- Recorded information
——————

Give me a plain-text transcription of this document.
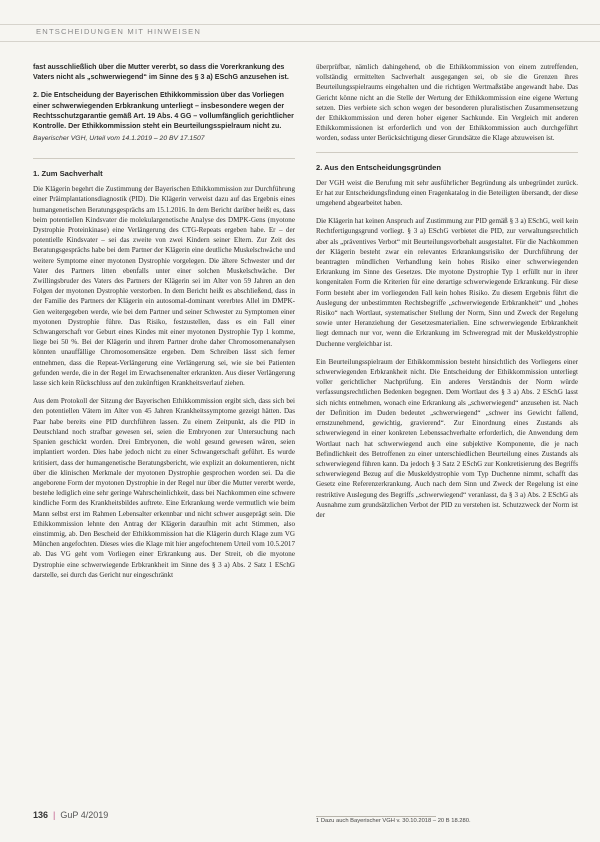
ENTSCHEIDUNGEN MIT HINWEISEN

fast ausschließlich über die Mutter vererbt, so dass die Vorerkrankung des Vaters nicht als „schwerwiegend“ im Sinne des § 3 a) ESchG anzusehen ist.

2. Die Entscheidung der Bayerischen Ethikkommission über das Vorliegen einer schwerwiegenden Erbkrankung unterliegt – insbesondere wegen der Rechtsschutzgarantie gemäß Art. 19 Abs. 4 GG – vollumfänglich gerichtlicher Kontrolle. Der Ethikkommission steht ein Beurteilungsspielraum nicht zu.

Bayerischer VGH, Urteil vom 14.1.2019 – 20 BV 17.1507

1. Zum Sachverhalt

Die Klägerin begehrt die Zustimmung der Bayerischen Ethikkommission zur Durchführung einer Präimplantationsdiagnostik (PID). Die Klägerin verweist dazu auf das Ergebnis eines humangenetischen Beratungsgesprächs am 15.1.2016. In dem Bericht darüber heißt es, dass beim potentiellen Kindsvater die molekulargenetische Analyse des DMPK-Gens (myotone Dystrophie Proteinkinase) eine Verlängerung des CTG-Repeats ergeben habe. Er – der potentielle Kindsvater – sei das zweite von zwei Kindern seiner Eltern. Zur Zeit des Beratungsgesprächs habe bei dem Partner der Klägerin eine deutliche Muskelschwäche und weitere Symptome einer myotonen Dystrophie vorgelegen. Die ältere Schwester und der Vater des Partners litten ebenfalls unter einer solchen Muskelschwäche. Der Zwillingsbruder des Vaters des Partners der Klägerin sei im Alter von 59 Jahren an den Folgen der myotonen Dystrophie verstorben. In dem Bericht heißt es abschließend, dass in der Familie des Partners der Klägerin ein autosomal-dominant vererbtes Allel im DMPK-Gen weitergegeben werde, wie bei dem Partner und seiner Schwester zu Symptomen einer myotonen Dystrophie führe. Das Risiko, festzustellen, dass es ein Fall einer Schwangerschaft vor Geburt eines Kindes mit einer myotonen Dystrophie Typ 1 komme, liege bei 50 %. Bei der Klägerin und ihrem Partner drohe daher Chromosomenanalysen könnten unauffällige Chromosomensätze ergeben. Dem Schreiben lässt sich ferner entnehmen, dass die Repeat-Verlängerung eine Verlängerung sei, wie sie bei Patienten gefunden werde, die in der Regel im Erwachsenenalter erkrankten. Aus dieser Verlängerung lasse sich kein Rückschluss auf den zukünftigen Krankheitsverlauf ziehen.

Aus dem Protokoll der Sitzung der Bayerischen Ethikkommission ergibt sich, dass sich bei den potentiellen Vätern im Alter von 45 Jahren Krankheitssymptome gezeigt hätten. Das Paar habe bereits eine PID durchführen lassen. Zu einem Zeitpunkt, als die PID in Deutschland noch strafbar gewesen sei, seien die Embryonen zur Untersuchung nach Spanien geschickt worden. Drei Embryonen, die wohl gesund gewesen wären, seien implantiert worden. Dies habe jedoch nicht zu einer Schwangerschaft geführt. Es wurde kritisiert, dass der humangenetische Beratungsbericht, wie explizit an dokumentieren, nicht über die klinischen Merkmale der myotonen Dystrophie gesprochen worden sei. Da die angeborene Form der myotonen Dystrophie in der Regel nur über die Mutter vererbt werde, bestehe lediglich eine sehr geringe Wahrscheinlichkeit, dass bei Nachkommen eine schwere kindliche Form des Krankheitsbildes auftrete. Eine Erkrankung werde vermutlich wie beim Mann selbst erst im Rahmen Lebensalter erkennbar und nicht schwer ausgeprägt sein. Die Ethikkommission lehnte den Antrag der Klägerin daraufhin mit acht Stimmen, also einstimmig, ab. Den Bescheid der Ethikkommission hat die Klägerin durch Klage zum VG München angefochten. Dieses wies die Klage mit hier angefochtenem Urteil vom 10.5.2017 ab. Das VG geht vom Vorliegen einer Erkrankung aus. Der Streit, ob die myotone Dystrophie eine schwerwiegende Erbkrankheit im Sinne des § 3 a) Abs. 2 Satz 1 ESchG darstelle, sei durch das Gericht nur eingeschränkt

überprüfbar, nämlich dahingehend, ob die Ethikkommission von einem zutreffenden, vollständig ermittelten Sachverhalt ausgegangen sei, ob sie die Grenzen ihres Beurteilungsspielraums eingehalten und die richtigen Wertmaßstäbe angewandt habe. Das Gericht könne nicht an die Stelle der Wertung der Ethikkommission eine eigene Wertung setzen. Dies verbiete sich schon wegen der besonderen pluralistischen Zusammensetzung der Ethikkommission und deren hoher eigener Sachkunde. Ein Vergleich mit anderen Ethikkommissionen ist erforderlich und von der Ethikkommission auch durchgeführt worden, sodass unter Berücksichtigung dieser Grundsätze die Klage abzuweisen ist.

2. Aus den Entscheidungsgründen

Der VGH weist die Berufung mit sehr ausführlicher Begründung als unbegründet zurück. Er hat zur Entscheidungsfindung einen Fragenkatalog in die Beteiligten übersandt, der diese umgehend abgearbeitet haben.

Die Klägerin hat keinen Anspruch auf Zustimmung zur PID gemäß § 3 a) ESchG, weil kein Rechtfertigungsgrund vorliegt. § 3 a) ESchG verbietet die PID, zur verwaltungsrechtlich aber als „präventives Verbot“ mit Beurteilungsvorbehalt ausgestaltet. Für die Nachkommen der Klägerin besteht zwar ein relevantes Erkrankungsrisiko der Durchführung der beantragten mündlichen Verhandlung kein hohes Risiko einer schwerwiegenden Erkrankung im Sinne des Gesetzes. Die myotone Dystrophie Typ 1 erfüllt nur in ihrer kongenitalen Form die Kriterien für eine derartige schwerwiegende Erkrankung. Für diese Form besteht aber im vorliegenden Fall kein hohes Risiko. Zu diesem Ergebnis führt die Auslegung der unbestimmten Rechtsbegriffe „schwerwiegende Erbkrankheit“ und „hohes Risiko“ nach Wortlaut, systematischer Stellung der Norm, Sinn und Zweck der Regelung sowie unter Heranziehung der Gesetzesmaterialien. Eine schwerwiegende Erbkrankheit liegt demnach nur vor, wenn die Erkrankung im Schweregrad mit der Muskeldystrophie Duchenne vergleichbar ist.

Ein Beurteilungsspielraum der Ethikkommission besteht hinsichtlich des Vorliegens einer schwerwiegenden Erbkrankheit nicht. Die Entscheidung der Ethikkommission unterliegt voller gerichtlicher Nachprüfung. Ein anderes Verständnis der Norm würde verfassungsrechtlichen Bedenken begegnen. Dem Wortlaut des § 3 a) Abs. 2 ESchG lasst sich nichts entnehmen, wonach eine Erkrankung als „schwerwiegend“ anzusehen ist. Nach der Definition im Duden bedeutet „schwerwiegend“ „schwer ins Gewicht fallend, ernstzunehmend, gewichtig, gravierend“. Zur Einordnung eines Zustands als schwerwiegend in einer konkreten Lebenssachverhalte erforderlich, die Anwendung dem Wortlaut nach hat schwerwiegend auch eine subjektive Komponente, die je nach Befindlichkeit des Betroffenen zu einer unterschiedlichen Beurteilung eines Zustands als schwerwiegend führen kann. Da jedoch § 3 Satz 2 ESchG zur Konkretisierung des Begriffs schwerwiegend Bezug auf die Muskeldystrophie vom Typ Duchenne nimmt, schafft das Gesetz eine Referenzerkrankung. Auch nach dem Sinn und Zweck der Regelung ist eine restriktive Auslegung des Begriffs „schwerwiegend“ veranlasst, da § 3 a) Abs. 2 ESchG als Ausnahme zum grundsätzlichen Verbot der PID zu verstehen ist. Schutzzweck der Norm ist der

1 Dazu auch Bayerischer VGH v. 30.10.2018 – 20 B 18.280.
136 | GuP 4/2019
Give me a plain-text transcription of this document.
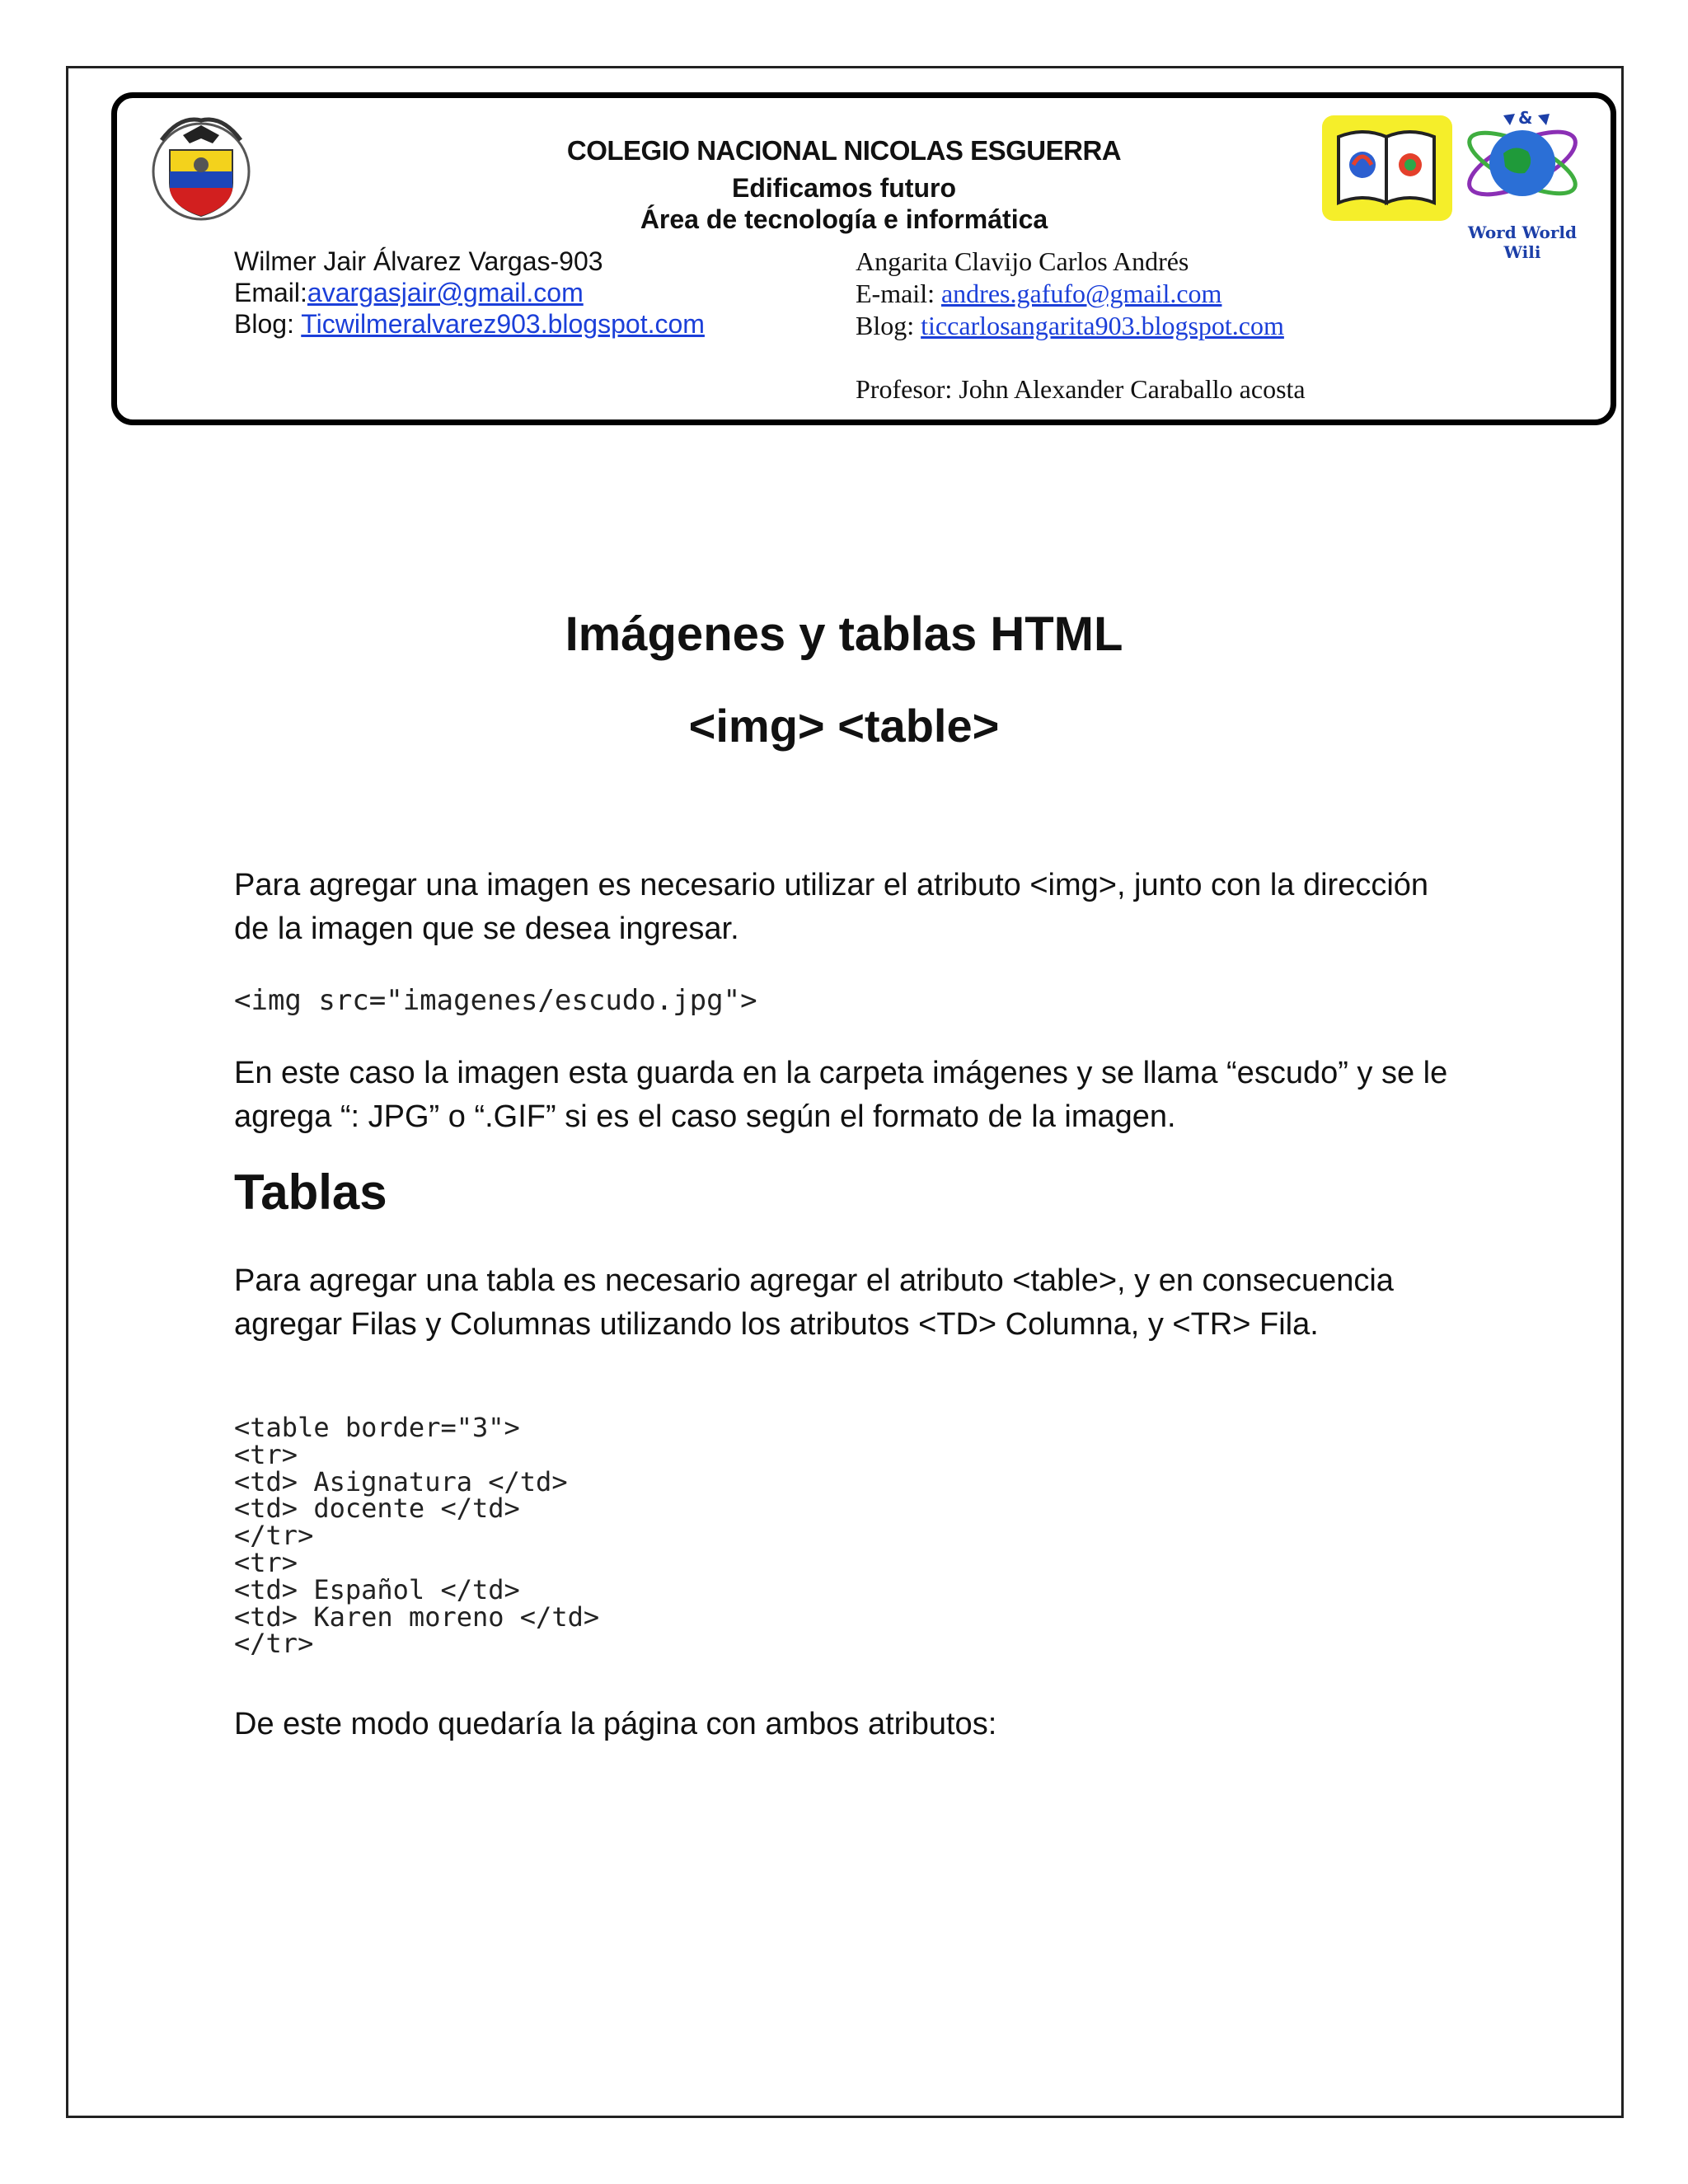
&
Word World Wili
COLEGIO NACIONAL NICOLAS ESGUERRA
Edificamos futuro
Área de tecnología e informática
Wilmer Jair Álvarez Vargas-903
Email:avargasjair@gmail.com
Blog: Ticwilmeralvarez903.blogspot.com
Angarita Clavijo Carlos Andrés
E-mail: andres.gafufo@gmail.com
Blog: ticcarlosangarita903.blogspot.com
Profesor: John Alexander Caraballo acosta
Imágenes y tablas HTML
<img> <table>
Para agregar una imagen es necesario utilizar el atributo <img>, junto con la dirección de la imagen que se desea ingresar.
<img src="imagenes/escudo.jpg">
En este caso la imagen esta guarda en la carpeta imágenes y se llama “escudo” y se le agrega “: JPG” o “.GIF” si es el caso según el formato de la imagen.
Tablas
Para agregar una tabla es necesario agregar el atributo <table>, y en consecuencia agregar Filas y Columnas utilizando los atributos <TD> Columna, y <TR> Fila.
<table border="3">
<tr>
<td> Asignatura </td>
<td> docente </td>
</tr>
<tr>
<td> Español </td>
<td> Karen moreno </td>
</tr>
De este modo quedaría la página con ambos atributos:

——————

- Task brief
Your answer should consist only of the count of lines in the data that contain "Bayerischer".

- Completed task
2